Pick out each line of the records in which the word "subtitle" appears.

Figure dataset records:

============

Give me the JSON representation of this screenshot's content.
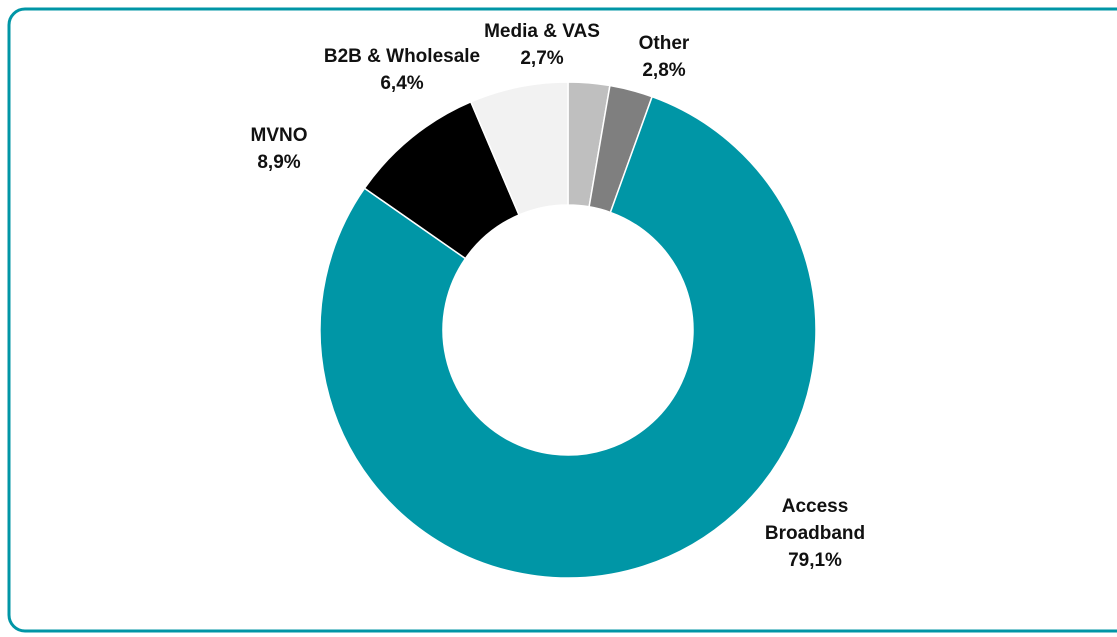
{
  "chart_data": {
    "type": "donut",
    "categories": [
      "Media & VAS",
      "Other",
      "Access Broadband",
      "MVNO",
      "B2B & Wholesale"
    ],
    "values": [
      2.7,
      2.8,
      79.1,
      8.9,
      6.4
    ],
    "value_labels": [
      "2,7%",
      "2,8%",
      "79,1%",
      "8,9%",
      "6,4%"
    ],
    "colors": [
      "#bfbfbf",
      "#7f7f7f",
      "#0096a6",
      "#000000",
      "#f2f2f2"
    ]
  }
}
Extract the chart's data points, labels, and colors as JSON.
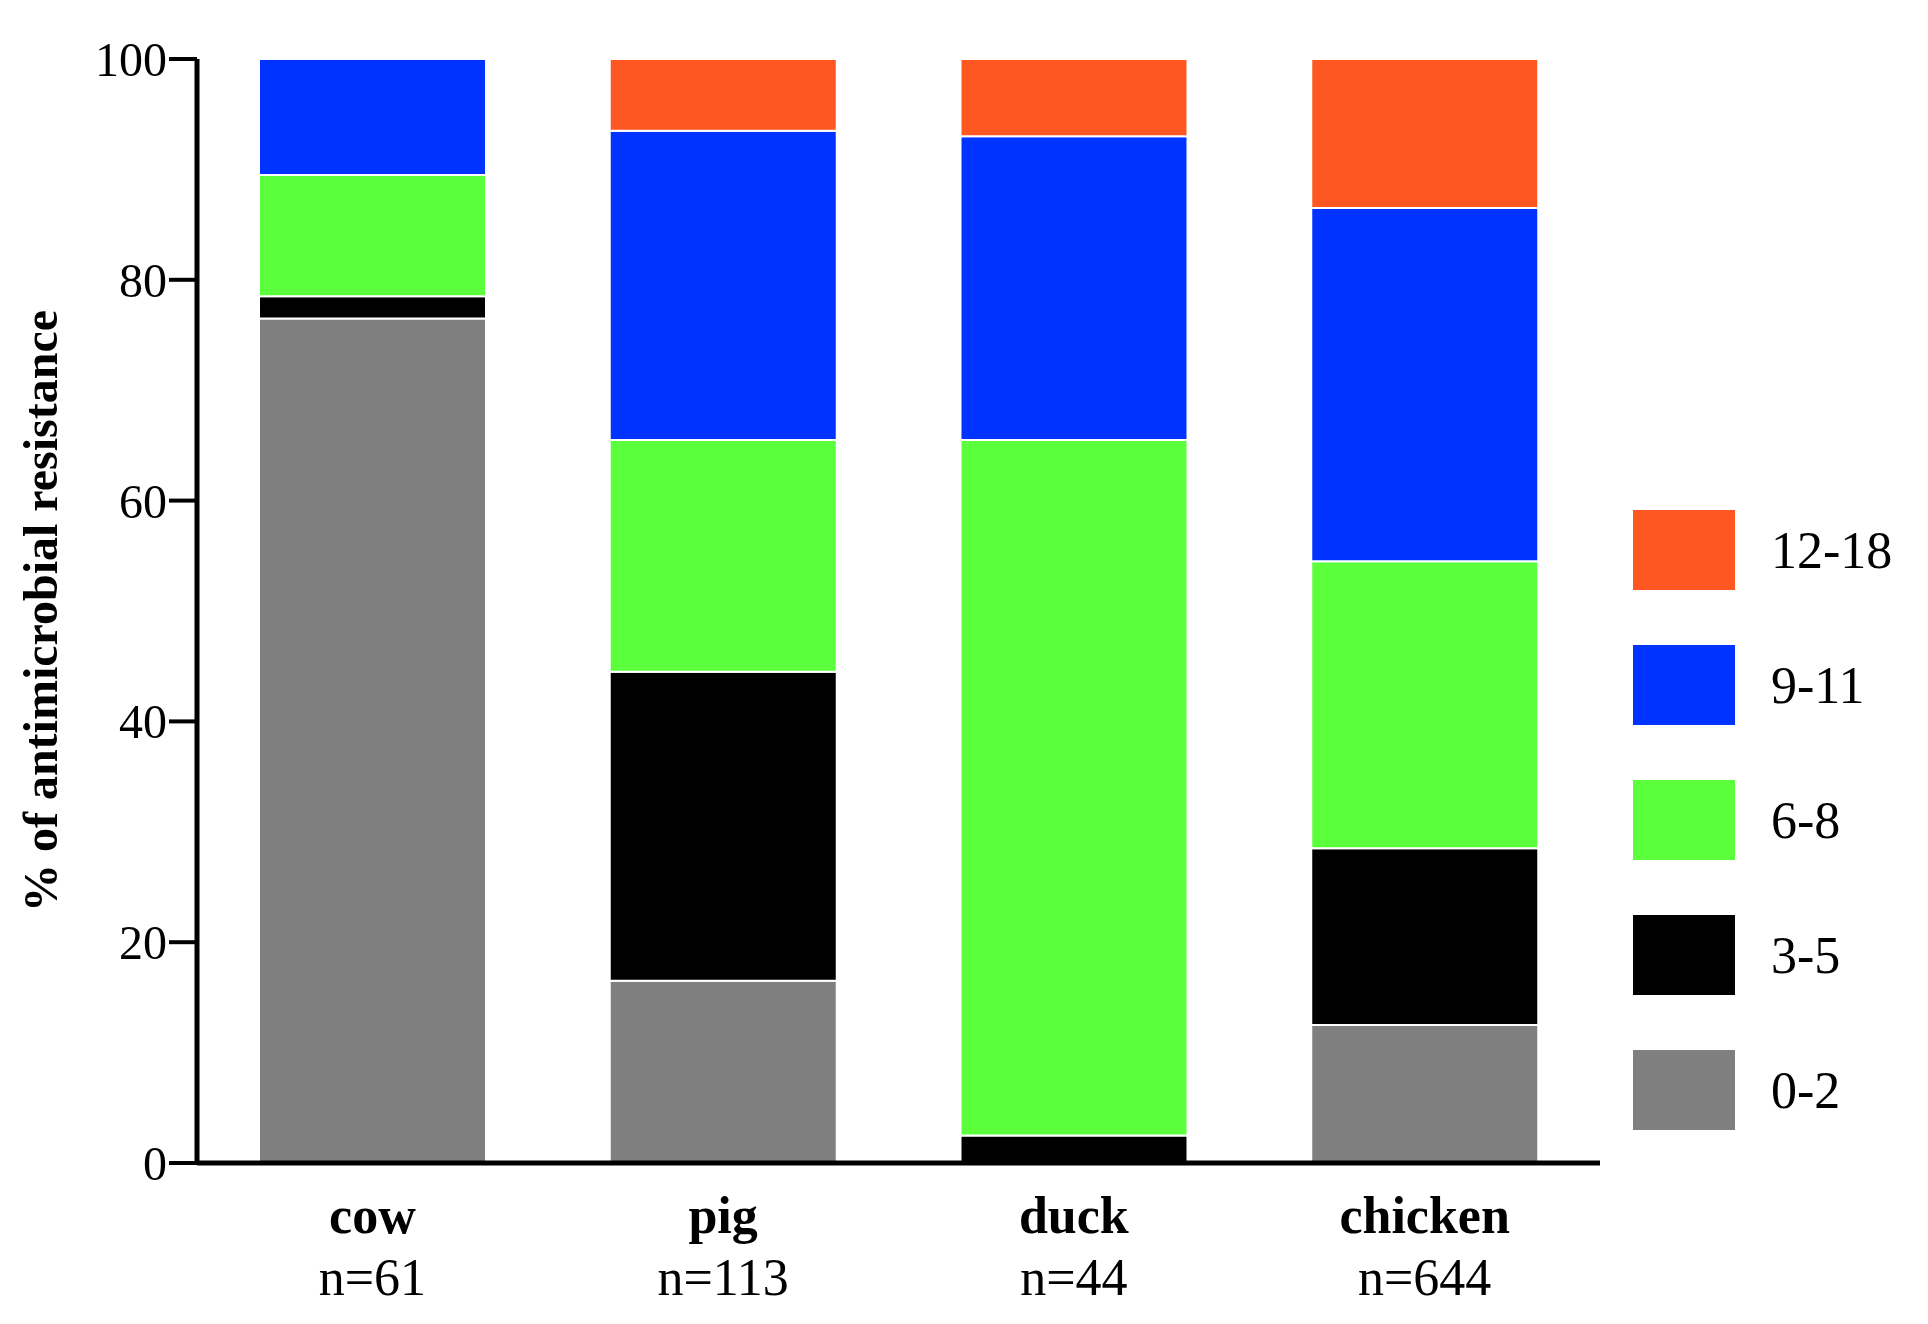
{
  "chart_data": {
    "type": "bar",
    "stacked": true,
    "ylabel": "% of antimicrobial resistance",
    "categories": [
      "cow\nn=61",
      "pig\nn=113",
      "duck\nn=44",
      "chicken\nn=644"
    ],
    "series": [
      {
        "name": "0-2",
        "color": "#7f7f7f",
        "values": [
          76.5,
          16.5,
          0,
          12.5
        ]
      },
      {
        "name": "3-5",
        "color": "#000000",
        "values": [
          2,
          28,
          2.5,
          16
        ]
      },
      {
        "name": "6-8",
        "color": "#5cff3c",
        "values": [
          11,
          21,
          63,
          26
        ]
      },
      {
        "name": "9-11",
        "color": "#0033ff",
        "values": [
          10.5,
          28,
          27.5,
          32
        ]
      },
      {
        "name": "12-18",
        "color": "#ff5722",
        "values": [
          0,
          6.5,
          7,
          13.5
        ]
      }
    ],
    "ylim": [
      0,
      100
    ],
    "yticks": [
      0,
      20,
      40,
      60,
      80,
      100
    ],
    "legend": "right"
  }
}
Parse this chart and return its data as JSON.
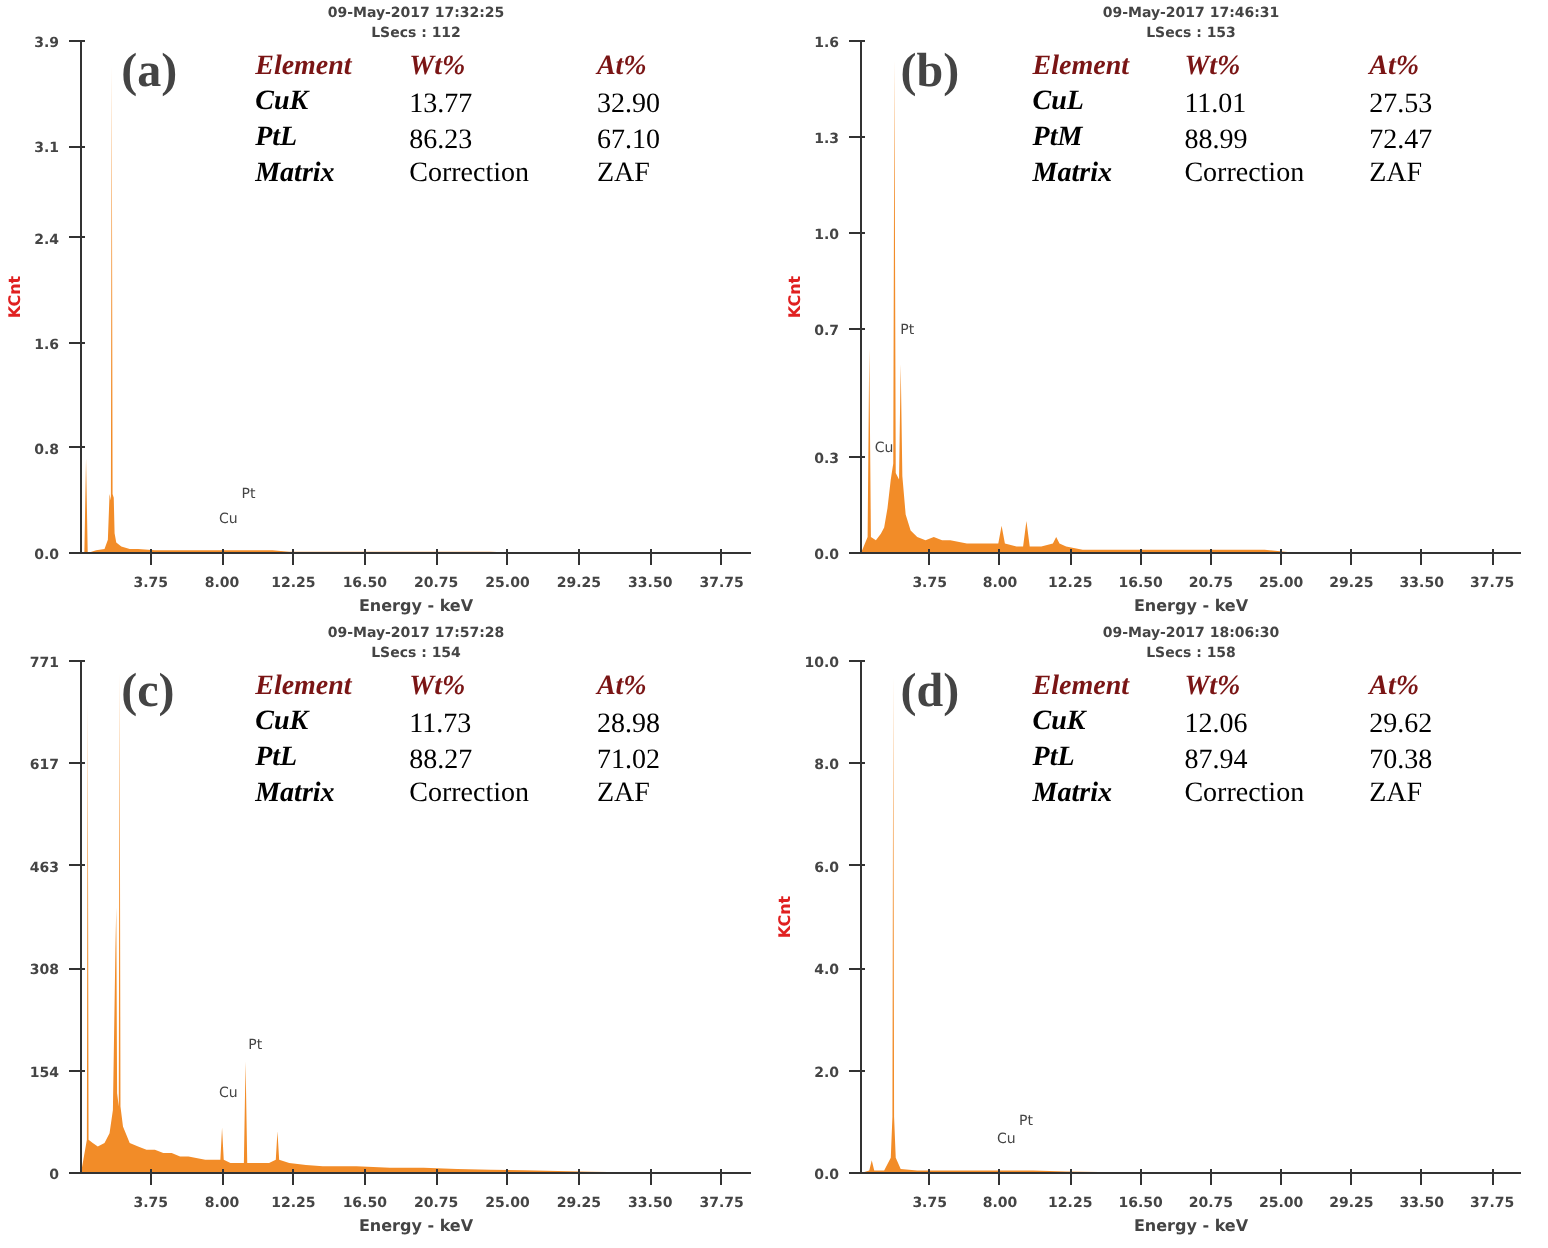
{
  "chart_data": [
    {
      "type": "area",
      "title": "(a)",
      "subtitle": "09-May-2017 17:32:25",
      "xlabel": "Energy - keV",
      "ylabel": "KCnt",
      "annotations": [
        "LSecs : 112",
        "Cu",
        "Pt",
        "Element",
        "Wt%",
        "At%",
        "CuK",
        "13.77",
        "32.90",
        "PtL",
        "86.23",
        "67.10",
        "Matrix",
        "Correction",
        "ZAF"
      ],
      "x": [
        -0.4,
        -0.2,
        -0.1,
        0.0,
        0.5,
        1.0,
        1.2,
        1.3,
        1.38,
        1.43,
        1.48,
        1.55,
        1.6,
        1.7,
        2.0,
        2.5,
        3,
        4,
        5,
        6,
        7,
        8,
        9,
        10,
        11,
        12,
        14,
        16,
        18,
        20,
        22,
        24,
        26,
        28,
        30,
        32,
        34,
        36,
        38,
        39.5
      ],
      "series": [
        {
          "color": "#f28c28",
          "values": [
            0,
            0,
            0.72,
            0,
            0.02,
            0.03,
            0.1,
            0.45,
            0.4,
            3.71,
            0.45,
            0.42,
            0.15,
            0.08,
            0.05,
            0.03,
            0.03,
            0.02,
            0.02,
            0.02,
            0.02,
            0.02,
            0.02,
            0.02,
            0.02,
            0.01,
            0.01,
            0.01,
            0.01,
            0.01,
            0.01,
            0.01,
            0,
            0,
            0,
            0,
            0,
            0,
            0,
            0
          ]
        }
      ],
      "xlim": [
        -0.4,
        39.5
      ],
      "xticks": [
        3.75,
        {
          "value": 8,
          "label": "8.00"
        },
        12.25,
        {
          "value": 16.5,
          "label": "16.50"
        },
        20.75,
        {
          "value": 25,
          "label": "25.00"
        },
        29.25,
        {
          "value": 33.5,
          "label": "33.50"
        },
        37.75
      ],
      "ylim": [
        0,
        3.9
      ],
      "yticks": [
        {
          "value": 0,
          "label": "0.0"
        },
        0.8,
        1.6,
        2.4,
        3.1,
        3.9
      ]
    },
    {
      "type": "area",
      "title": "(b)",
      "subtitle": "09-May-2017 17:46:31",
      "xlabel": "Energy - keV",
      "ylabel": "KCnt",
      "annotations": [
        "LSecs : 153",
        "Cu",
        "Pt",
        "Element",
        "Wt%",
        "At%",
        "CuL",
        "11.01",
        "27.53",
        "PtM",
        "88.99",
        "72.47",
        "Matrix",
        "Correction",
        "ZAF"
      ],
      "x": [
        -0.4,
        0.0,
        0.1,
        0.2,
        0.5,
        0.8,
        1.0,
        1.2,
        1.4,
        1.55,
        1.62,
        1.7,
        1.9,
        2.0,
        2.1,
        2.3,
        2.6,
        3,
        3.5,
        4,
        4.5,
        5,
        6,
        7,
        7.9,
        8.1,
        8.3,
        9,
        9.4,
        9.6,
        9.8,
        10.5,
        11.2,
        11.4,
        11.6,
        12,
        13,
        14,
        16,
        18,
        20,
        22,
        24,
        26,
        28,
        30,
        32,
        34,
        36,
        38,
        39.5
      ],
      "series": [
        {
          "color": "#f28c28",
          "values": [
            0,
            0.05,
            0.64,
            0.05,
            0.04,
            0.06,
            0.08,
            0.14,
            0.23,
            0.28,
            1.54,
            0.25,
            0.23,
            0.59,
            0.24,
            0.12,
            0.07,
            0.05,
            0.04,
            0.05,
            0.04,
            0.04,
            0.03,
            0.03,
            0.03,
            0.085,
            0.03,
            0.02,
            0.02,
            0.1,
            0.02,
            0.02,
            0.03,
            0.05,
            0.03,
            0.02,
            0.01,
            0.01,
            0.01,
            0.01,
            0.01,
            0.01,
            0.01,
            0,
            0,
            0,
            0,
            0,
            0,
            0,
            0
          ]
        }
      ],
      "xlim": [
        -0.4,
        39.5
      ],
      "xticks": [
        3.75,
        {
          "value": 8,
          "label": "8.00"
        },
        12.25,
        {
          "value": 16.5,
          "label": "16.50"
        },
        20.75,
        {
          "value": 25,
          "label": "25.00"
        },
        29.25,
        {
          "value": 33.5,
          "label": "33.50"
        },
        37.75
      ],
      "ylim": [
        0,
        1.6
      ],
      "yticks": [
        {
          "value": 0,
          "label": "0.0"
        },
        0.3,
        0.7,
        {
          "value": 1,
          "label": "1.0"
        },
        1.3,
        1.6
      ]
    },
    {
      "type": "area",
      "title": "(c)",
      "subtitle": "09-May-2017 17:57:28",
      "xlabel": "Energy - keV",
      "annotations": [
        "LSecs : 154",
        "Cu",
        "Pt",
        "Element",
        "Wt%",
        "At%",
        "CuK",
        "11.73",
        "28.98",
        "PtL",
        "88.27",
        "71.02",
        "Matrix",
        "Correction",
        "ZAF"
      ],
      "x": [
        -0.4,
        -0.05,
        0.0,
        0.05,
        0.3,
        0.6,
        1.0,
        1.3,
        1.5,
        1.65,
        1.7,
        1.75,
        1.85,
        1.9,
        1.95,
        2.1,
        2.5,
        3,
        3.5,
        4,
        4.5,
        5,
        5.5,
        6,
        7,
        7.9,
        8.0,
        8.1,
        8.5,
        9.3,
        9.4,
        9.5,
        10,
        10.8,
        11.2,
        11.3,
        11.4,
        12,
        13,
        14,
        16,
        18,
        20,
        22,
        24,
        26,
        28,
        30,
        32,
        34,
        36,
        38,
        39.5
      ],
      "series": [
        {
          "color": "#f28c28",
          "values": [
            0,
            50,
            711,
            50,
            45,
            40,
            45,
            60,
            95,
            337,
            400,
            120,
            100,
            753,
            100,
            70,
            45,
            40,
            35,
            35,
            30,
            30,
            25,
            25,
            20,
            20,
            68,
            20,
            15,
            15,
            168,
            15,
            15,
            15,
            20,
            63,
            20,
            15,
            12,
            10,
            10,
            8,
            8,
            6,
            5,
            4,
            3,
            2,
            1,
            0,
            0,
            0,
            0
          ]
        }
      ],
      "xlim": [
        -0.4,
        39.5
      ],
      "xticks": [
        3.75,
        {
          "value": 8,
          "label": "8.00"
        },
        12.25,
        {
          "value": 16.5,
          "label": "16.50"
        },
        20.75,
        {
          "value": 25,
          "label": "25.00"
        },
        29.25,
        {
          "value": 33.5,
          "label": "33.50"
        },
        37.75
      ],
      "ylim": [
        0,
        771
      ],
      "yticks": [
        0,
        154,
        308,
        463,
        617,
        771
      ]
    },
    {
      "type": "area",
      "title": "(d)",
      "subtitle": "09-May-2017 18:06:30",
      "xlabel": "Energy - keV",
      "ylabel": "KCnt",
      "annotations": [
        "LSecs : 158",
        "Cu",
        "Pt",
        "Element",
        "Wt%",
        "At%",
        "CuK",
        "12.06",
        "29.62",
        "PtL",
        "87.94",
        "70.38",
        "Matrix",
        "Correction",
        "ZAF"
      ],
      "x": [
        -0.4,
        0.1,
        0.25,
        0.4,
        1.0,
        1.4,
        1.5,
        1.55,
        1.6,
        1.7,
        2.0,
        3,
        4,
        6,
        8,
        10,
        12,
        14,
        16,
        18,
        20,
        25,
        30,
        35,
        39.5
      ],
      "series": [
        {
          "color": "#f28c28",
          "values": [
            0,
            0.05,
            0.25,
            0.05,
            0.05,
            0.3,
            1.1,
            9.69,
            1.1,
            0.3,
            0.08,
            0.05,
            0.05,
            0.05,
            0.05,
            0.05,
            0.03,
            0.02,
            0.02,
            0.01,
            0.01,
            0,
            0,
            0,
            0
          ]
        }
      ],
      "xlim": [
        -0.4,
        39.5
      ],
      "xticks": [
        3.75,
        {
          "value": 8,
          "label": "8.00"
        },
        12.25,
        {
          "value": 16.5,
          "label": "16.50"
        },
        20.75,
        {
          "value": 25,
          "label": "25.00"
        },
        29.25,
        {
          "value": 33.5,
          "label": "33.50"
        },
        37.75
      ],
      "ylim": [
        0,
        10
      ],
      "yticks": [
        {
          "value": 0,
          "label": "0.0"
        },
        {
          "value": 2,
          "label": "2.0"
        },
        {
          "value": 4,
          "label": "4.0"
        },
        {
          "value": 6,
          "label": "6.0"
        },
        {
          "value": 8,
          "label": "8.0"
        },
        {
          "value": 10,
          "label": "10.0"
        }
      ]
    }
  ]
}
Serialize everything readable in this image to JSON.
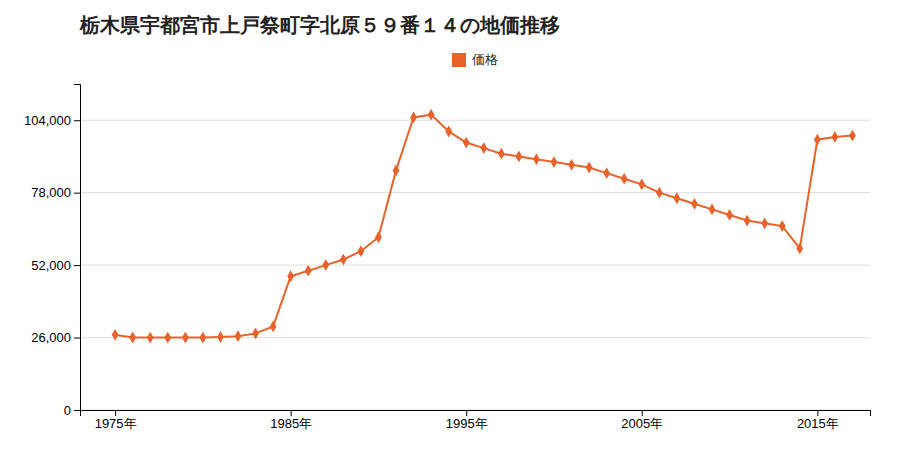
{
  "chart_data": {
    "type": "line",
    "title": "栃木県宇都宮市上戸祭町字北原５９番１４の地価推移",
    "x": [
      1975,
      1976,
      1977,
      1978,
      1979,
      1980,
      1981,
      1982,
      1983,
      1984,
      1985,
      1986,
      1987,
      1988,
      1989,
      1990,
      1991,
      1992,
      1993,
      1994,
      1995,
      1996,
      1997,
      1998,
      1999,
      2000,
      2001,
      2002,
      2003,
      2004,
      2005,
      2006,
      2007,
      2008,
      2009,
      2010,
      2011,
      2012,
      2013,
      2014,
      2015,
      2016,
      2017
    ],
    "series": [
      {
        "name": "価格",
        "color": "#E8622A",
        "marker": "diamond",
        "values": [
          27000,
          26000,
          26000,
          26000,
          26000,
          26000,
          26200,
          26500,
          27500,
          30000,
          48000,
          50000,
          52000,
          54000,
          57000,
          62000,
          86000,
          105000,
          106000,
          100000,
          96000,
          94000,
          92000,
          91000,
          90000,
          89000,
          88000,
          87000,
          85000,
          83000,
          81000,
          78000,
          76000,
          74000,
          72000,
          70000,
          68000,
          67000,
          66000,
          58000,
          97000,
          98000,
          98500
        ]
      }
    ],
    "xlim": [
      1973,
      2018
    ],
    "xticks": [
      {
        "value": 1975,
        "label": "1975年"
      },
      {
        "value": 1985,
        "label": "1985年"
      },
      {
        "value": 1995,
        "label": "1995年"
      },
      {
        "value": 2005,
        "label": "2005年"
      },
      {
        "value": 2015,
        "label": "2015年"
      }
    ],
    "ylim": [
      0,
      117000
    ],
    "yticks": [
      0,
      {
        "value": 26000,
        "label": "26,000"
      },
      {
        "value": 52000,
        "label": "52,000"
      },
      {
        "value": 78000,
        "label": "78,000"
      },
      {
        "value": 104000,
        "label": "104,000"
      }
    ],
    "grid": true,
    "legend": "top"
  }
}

============

WRITTEN RESPONSE –
      "subtitle": "09-May-2017 17:32:25",
      "subtitle": "09-May-2017 17:46:31",
      "subtitle": "09-May-2017 17:57:28",
      "subtitle": "09-May-2017 18:06:30",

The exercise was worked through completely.